### Task objective
Pick out each line containing the string "ylabel" and copy it.

Records contained in a dataset:

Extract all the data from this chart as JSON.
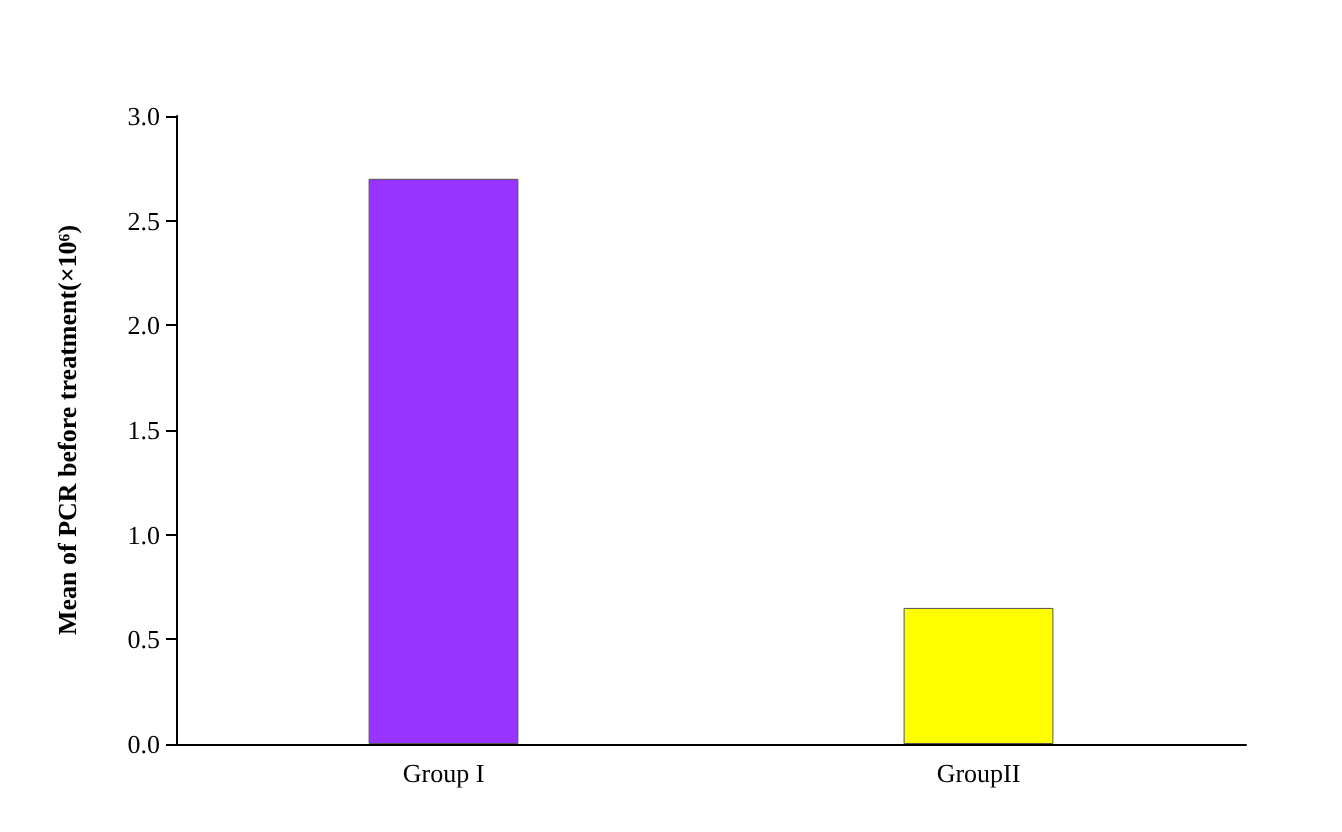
{
  "chart_data": {
    "type": "bar",
    "ylabel": "Mean of PCR before treatment(×10⁶)",
    "categories": [
      "Group I",
      "GroupII"
    ],
    "values": [
      2.7,
      0.65
    ],
    "colors": [
      "#9933ff",
      "#ffff00"
    ],
    "ylim": [
      0,
      3
    ],
    "yticks": [
      {
        "value": 0,
        "label": "0.0"
      },
      {
        "value": 0.5,
        "label": "0.5"
      },
      {
        "value": 1,
        "label": "1.0"
      },
      {
        "value": 1.5,
        "label": "1.5"
      },
      {
        "value": 2,
        "label": "2.0"
      },
      {
        "value": 2.5,
        "label": "2.5"
      },
      {
        "value": 3,
        "label": "3.0"
      }
    ],
    "grid": false
  }
}
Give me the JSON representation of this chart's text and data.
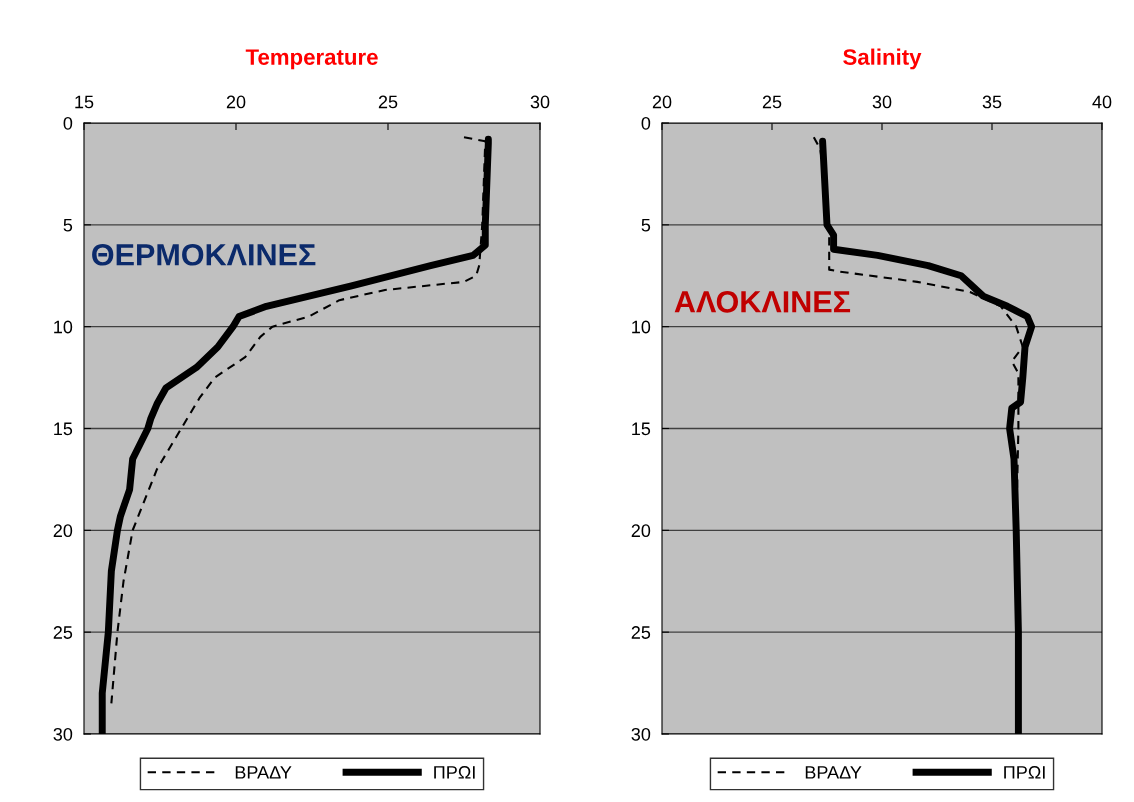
{
  "chart_data": [
    {
      "type": "line",
      "title": "Temperature",
      "xlim": [
        15,
        30
      ],
      "xticks": [
        15,
        20,
        25,
        30
      ],
      "ylim": [
        30,
        0
      ],
      "yticks": [
        0,
        5,
        10,
        15,
        20,
        25,
        30
      ],
      "grid": "y",
      "legend": "bottom",
      "annotations": [
        "ΘΕΡΜΟΚΛΙΝΕΣ"
      ],
      "series": [
        {
          "name": "ΒΡΑΔΥ",
          "color": "#000000",
          "line_style": "dashed",
          "x": [
            27.5,
            28.2,
            28.1,
            28.0,
            27.9,
            27.5,
            24.9,
            23.4,
            22.4,
            21.2,
            20.8,
            20.3,
            19.3,
            18.8,
            18.2,
            17.4,
            16.6,
            16.3,
            16.1,
            15.9
          ],
          "values": [
            0.7,
            0.9,
            5,
            7,
            7.5,
            7.8,
            8.2,
            8.7,
            9.5,
            10,
            10.5,
            11.5,
            12.5,
            13.5,
            15,
            17,
            20,
            22.5,
            25,
            28.5
          ]
        },
        {
          "name": "ΠΡΩΙ",
          "color": "#000000",
          "line_style": "solid",
          "x": [
            28.3,
            28.3,
            28.2,
            28.2,
            27.8,
            26.4,
            23.8,
            21.0,
            20.1,
            19.9,
            19.4,
            18.7,
            18.2,
            17.7,
            17.4,
            17.2,
            17.1,
            16.6,
            16.5,
            16.2,
            16.1,
            15.9,
            15.8,
            15.6,
            15.6
          ],
          "values": [
            0.8,
            1,
            5,
            6,
            6.5,
            7,
            8,
            9,
            9.5,
            10,
            11,
            12,
            12.5,
            13,
            13.8,
            14.5,
            15,
            16.5,
            18,
            19.3,
            20,
            22,
            25,
            28,
            30
          ]
        }
      ]
    },
    {
      "type": "line",
      "title": "Salinity",
      "xlim": [
        20,
        40
      ],
      "xticks": [
        20,
        25,
        30,
        35,
        40
      ],
      "ylim": [
        30,
        0
      ],
      "yticks": [
        0,
        5,
        10,
        15,
        20,
        25,
        30
      ],
      "grid": "y",
      "legend": "bottom",
      "annotations": [
        "ΑΛΟΚΛΙΝΕΣ"
      ],
      "series": [
        {
          "name": "ΒΡΑΔΥ",
          "color": "#000000",
          "line_style": "dashed",
          "x": [
            26.9,
            27.2,
            27.6,
            27.6,
            28.1,
            31.6,
            34.0,
            35.4,
            36.1,
            36.4,
            35.9,
            36.2,
            36.2,
            36.1,
            36.2,
            36.2
          ],
          "values": [
            0.7,
            1.3,
            5,
            7.2,
            7.3,
            7.8,
            8.3,
            9,
            10,
            11,
            11.7,
            12.3,
            15,
            20,
            25,
            30
          ]
        },
        {
          "name": "ΠΡΩΙ",
          "color": "#000000",
          "line_style": "solid",
          "x": [
            27.3,
            27.5,
            27.8,
            27.8,
            29.8,
            32.1,
            33.6,
            34.6,
            35.7,
            36.6,
            36.8,
            36.5,
            36.4,
            36.3,
            35.9,
            35.8,
            36.0,
            36.1,
            36.2,
            36.2
          ],
          "values": [
            0.9,
            5,
            5.5,
            6.2,
            6.5,
            7,
            7.5,
            8.5,
            9,
            9.5,
            10,
            11,
            12.5,
            13.7,
            14,
            15,
            16.5,
            20,
            25,
            30
          ]
        }
      ]
    }
  ]
}
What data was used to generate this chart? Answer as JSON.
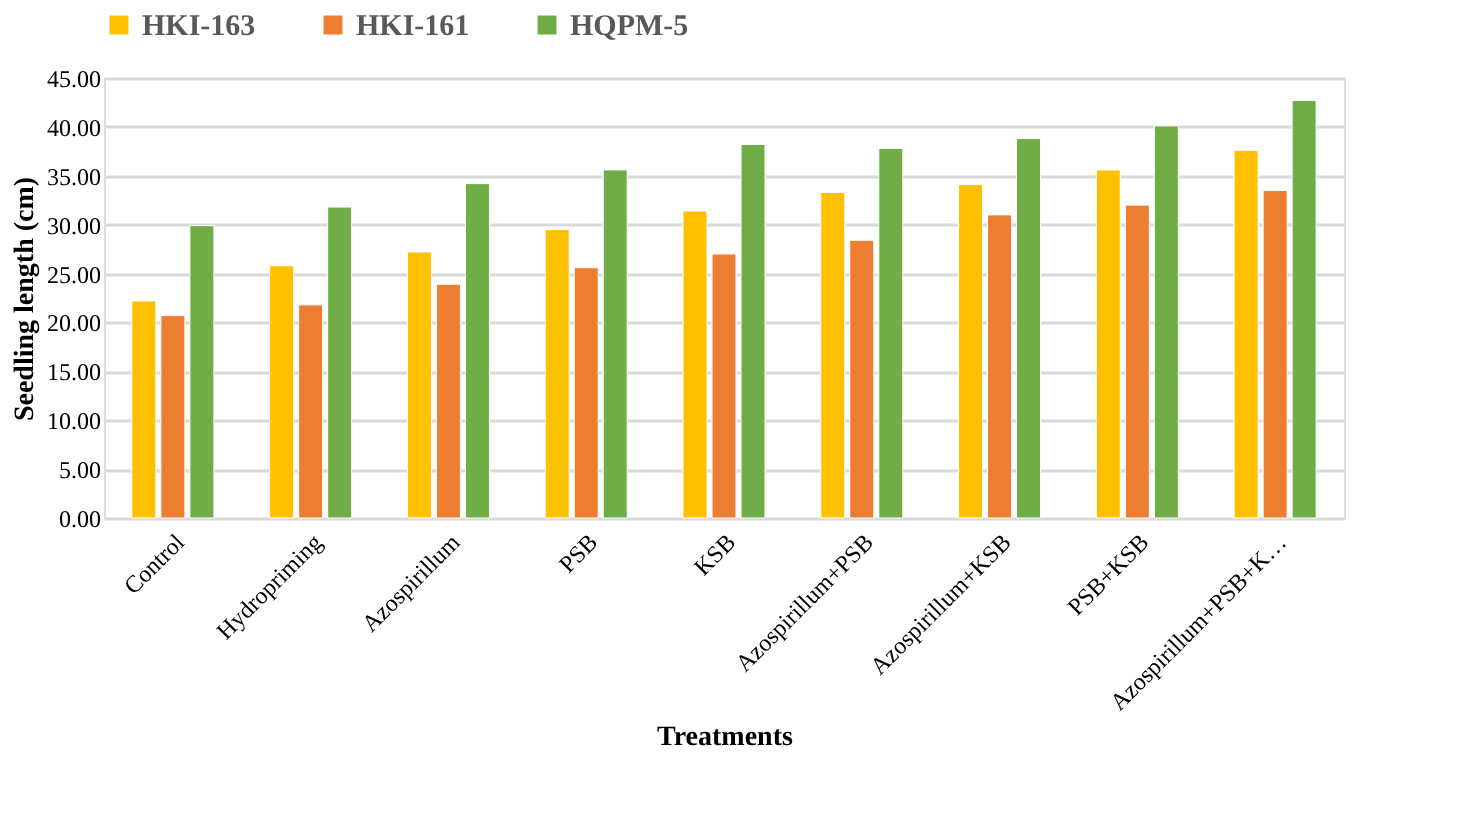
{
  "chart_data": {
    "type": "bar",
    "xlabel": "Treatments",
    "ylabel": "Seedling length (cm)",
    "categories": [
      "Control",
      "Hydropriming",
      "Azospirillum",
      "PSB",
      "KSB",
      "Azospirillum+PSB",
      "Azospirillum+KSB",
      "PSB+KSB",
      "Azospirillum+PSB+K…"
    ],
    "series": [
      {
        "name": "HKI-163",
        "color": "#ffc000",
        "values": [
          22.2,
          25.8,
          27.2,
          29.5,
          31.4,
          33.3,
          34.1,
          35.6,
          37.6
        ]
      },
      {
        "name": "HKI-161",
        "color": "#ed7d31",
        "values": [
          20.7,
          21.8,
          23.9,
          25.6,
          27.0,
          28.4,
          31.0,
          32.0,
          33.5
        ]
      },
      {
        "name": "HQPM-5",
        "color": "#70ad47",
        "values": [
          29.9,
          31.8,
          34.2,
          35.6,
          38.2,
          37.8,
          38.8,
          40.1,
          42.7
        ]
      }
    ],
    "ylim": [
      0,
      45
    ],
    "yticks": [
      {
        "value": 0,
        "label": "0.00"
      },
      {
        "value": 5,
        "label": "5.00"
      },
      {
        "value": 10,
        "label": "10.00"
      },
      {
        "value": 15,
        "label": "15.00"
      },
      {
        "value": 20,
        "label": "20.00"
      },
      {
        "value": 25,
        "label": "25.00"
      },
      {
        "value": 30,
        "label": "30.00"
      },
      {
        "value": 35,
        "label": "35.00"
      },
      {
        "value": 40,
        "label": "40.00"
      },
      {
        "value": 45,
        "label": "45.00"
      }
    ],
    "grid": "y",
    "legend": "top"
  }
}
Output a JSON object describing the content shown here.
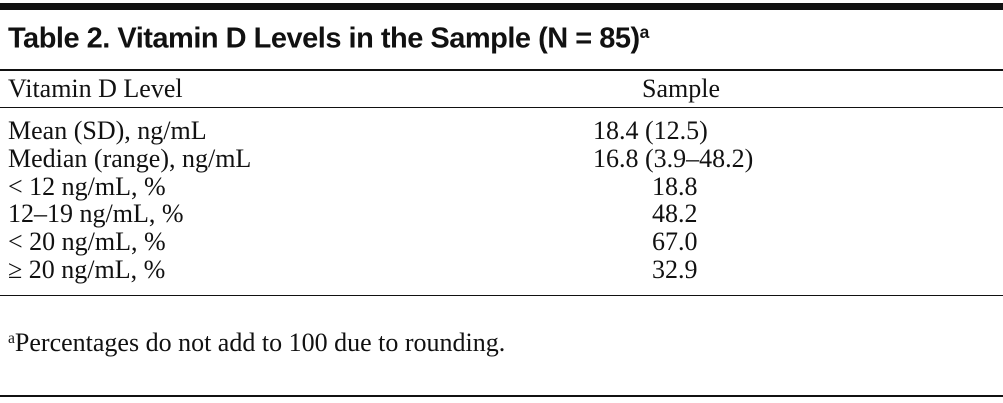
{
  "table": {
    "title": "Table 2. Vitamin D Levels in the Sample (N = 85)",
    "title_note": "a",
    "header": [
      "Vitamin D Level",
      "Sample"
    ],
    "rows": [
      [
        "Mean (SD), ng/mL",
        "18.4 (12.5)"
      ],
      [
        "Median (range), ng/mL",
        "16.8 (3.9–48.2)"
      ],
      [
        "< 12 ng/mL, %",
        "18.8"
      ],
      [
        "12–19 ng/mL, %",
        "48.2"
      ],
      [
        "< 20 ng/mL, %",
        "67.0"
      ],
      [
        "≥ 20 ng/mL, %",
        "32.9"
      ]
    ],
    "footnote": {
      "marker": "a",
      "text": "Percentages do not add to 100 due to rounding."
    }
  }
}
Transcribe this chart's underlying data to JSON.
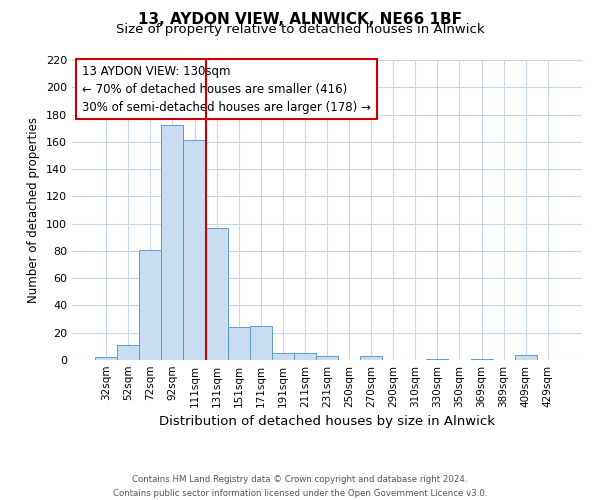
{
  "title": "13, AYDON VIEW, ALNWICK, NE66 1BF",
  "subtitle": "Size of property relative to detached houses in Alnwick",
  "xlabel": "Distribution of detached houses by size in Alnwick",
  "ylabel": "Number of detached properties",
  "bar_labels": [
    "32sqm",
    "52sqm",
    "72sqm",
    "92sqm",
    "111sqm",
    "131sqm",
    "151sqm",
    "171sqm",
    "191sqm",
    "211sqm",
    "231sqm",
    "250sqm",
    "270sqm",
    "290sqm",
    "310sqm",
    "330sqm",
    "350sqm",
    "369sqm",
    "389sqm",
    "409sqm",
    "429sqm"
  ],
  "bar_heights": [
    2,
    11,
    81,
    172,
    161,
    97,
    24,
    25,
    5,
    5,
    3,
    0,
    3,
    0,
    0,
    1,
    0,
    1,
    0,
    4,
    0
  ],
  "bar_color": "#c9ddf0",
  "bar_edge_color": "#5b9bd5",
  "vline_x": 5,
  "vline_color": "#cc0000",
  "annotation_title": "13 AYDON VIEW: 130sqm",
  "annotation_line1": "← 70% of detached houses are smaller (416)",
  "annotation_line2": "30% of semi-detached houses are larger (178) →",
  "annotation_box_color": "#cc0000",
  "ylim": [
    0,
    220
  ],
  "yticks": [
    0,
    20,
    40,
    60,
    80,
    100,
    120,
    140,
    160,
    180,
    200,
    220
  ],
  "footnote1": "Contains HM Land Registry data © Crown copyright and database right 2024.",
  "footnote2": "Contains public sector information licensed under the Open Government Licence v3.0.",
  "background_color": "#ffffff",
  "grid_color": "#c8d8e8",
  "title_fontsize": 11,
  "subtitle_fontsize": 9.5
}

### Task result
    "ylabel": "Mean of PCR before treatment(×10⁶)",
    "ylabel": "Seedling length (cm)",
  "ylabel": "Number of detached properties",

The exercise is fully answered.